* What you have to do: Show every line in the records below that contains the word "года".
-- START Data excerpts --
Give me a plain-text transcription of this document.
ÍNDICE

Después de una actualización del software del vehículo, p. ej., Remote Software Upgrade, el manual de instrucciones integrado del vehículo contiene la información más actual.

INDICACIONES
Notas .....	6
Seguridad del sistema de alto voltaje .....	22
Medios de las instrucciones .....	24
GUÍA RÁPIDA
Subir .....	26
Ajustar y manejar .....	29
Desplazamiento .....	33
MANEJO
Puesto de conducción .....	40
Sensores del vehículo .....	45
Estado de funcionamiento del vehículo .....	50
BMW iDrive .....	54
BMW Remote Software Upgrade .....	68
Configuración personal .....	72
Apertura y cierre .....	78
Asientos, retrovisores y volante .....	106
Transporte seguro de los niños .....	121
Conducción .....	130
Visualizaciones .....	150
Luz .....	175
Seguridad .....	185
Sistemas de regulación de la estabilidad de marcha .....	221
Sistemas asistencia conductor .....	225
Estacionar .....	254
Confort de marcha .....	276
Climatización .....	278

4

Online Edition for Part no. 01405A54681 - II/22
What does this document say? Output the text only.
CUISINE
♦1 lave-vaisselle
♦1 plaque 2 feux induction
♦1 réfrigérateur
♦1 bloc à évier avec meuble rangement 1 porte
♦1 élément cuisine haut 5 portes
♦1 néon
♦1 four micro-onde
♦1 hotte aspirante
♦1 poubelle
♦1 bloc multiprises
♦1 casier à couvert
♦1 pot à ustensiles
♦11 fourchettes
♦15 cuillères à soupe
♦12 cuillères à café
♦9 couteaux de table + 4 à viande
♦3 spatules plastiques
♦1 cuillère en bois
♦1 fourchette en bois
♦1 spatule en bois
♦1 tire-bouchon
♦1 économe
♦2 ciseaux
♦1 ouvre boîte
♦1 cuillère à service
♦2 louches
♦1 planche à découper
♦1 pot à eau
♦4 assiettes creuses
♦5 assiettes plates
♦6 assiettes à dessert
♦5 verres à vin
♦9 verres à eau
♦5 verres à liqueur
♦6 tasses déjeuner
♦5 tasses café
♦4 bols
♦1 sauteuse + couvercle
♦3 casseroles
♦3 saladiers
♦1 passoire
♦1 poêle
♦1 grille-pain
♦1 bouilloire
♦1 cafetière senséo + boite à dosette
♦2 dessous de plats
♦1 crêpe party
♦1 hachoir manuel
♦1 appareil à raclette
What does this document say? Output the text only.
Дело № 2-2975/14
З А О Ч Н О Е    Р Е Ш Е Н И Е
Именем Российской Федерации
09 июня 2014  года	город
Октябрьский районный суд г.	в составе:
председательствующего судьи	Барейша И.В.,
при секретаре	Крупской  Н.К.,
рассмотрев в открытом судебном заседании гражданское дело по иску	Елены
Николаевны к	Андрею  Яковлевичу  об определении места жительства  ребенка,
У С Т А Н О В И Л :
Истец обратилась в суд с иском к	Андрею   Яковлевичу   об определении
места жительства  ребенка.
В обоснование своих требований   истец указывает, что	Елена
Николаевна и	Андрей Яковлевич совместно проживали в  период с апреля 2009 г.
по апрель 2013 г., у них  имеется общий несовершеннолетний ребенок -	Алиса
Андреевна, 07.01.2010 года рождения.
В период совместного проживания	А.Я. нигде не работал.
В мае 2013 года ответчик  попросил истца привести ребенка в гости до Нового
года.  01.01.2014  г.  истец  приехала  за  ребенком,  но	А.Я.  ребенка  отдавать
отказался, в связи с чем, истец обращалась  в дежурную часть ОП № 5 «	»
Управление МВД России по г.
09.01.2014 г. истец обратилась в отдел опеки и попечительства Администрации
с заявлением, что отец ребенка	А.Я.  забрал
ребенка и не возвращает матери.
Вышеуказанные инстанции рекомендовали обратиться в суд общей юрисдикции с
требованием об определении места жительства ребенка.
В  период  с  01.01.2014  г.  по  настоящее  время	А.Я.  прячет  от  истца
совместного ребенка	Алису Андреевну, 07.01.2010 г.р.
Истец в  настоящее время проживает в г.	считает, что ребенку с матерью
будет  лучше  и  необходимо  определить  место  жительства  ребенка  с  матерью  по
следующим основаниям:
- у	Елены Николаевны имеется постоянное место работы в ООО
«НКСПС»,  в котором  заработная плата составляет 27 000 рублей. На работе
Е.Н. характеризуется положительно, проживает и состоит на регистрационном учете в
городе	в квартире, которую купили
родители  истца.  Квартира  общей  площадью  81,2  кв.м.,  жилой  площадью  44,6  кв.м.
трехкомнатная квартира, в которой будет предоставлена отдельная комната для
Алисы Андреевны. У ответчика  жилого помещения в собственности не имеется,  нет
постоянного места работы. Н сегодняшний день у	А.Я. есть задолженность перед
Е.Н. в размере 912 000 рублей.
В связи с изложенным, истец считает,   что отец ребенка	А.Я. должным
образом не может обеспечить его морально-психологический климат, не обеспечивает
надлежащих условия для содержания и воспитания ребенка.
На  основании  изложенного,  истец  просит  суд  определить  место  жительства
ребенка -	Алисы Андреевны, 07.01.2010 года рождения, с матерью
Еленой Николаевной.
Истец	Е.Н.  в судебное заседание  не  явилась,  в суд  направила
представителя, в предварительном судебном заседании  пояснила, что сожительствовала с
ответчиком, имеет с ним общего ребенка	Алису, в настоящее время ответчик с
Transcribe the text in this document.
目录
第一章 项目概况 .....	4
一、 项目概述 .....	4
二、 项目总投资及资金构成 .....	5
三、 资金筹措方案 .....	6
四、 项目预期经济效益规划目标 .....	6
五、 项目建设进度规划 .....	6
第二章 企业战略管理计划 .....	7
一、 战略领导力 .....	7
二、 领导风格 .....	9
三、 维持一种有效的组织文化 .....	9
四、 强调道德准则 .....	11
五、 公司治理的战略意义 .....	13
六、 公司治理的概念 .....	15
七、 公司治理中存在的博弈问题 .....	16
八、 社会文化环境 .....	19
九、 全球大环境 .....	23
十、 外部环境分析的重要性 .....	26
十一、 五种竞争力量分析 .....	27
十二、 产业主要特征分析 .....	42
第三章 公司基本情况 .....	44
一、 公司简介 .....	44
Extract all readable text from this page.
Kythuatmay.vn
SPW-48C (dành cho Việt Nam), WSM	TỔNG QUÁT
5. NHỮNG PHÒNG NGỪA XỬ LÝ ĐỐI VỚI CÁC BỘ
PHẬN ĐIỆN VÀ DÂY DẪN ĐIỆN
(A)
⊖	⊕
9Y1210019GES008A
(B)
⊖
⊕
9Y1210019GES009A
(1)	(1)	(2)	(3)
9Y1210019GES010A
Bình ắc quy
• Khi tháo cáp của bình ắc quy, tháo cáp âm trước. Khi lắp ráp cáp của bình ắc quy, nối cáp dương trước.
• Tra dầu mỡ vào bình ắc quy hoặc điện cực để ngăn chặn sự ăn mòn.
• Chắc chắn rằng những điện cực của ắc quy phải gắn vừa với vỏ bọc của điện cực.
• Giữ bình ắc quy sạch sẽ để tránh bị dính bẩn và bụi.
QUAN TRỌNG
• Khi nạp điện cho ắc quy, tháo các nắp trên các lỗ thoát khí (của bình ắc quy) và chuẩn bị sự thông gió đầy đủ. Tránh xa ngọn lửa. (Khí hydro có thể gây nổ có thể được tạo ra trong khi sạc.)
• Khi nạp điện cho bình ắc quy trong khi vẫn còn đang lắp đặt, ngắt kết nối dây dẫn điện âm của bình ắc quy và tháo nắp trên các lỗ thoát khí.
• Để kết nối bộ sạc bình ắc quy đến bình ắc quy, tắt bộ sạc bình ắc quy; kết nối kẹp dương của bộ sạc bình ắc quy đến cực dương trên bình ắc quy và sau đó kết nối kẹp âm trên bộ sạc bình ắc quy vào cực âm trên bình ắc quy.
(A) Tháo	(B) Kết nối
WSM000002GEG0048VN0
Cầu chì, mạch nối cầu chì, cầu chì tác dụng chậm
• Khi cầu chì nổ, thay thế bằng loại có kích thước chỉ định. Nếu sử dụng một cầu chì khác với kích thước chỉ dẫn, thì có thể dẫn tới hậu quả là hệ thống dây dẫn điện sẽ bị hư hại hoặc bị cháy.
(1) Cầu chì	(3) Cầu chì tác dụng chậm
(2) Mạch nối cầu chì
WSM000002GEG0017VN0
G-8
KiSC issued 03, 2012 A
-- END Data excerpts --
* The output:
09 июня 2014  года	город
Андреевна, 07.01.2010 года рождения.
В мае 2013 года ответчик  попросил истца привести ребенка в гости до Нового
года.  01.01.2014  г.  истец  приехала  за  ребенком,  но	А.Я.  ребенка  отдавать
ребенка -	Алисы Андреевны, 07.01.2010 года рождения, с матерью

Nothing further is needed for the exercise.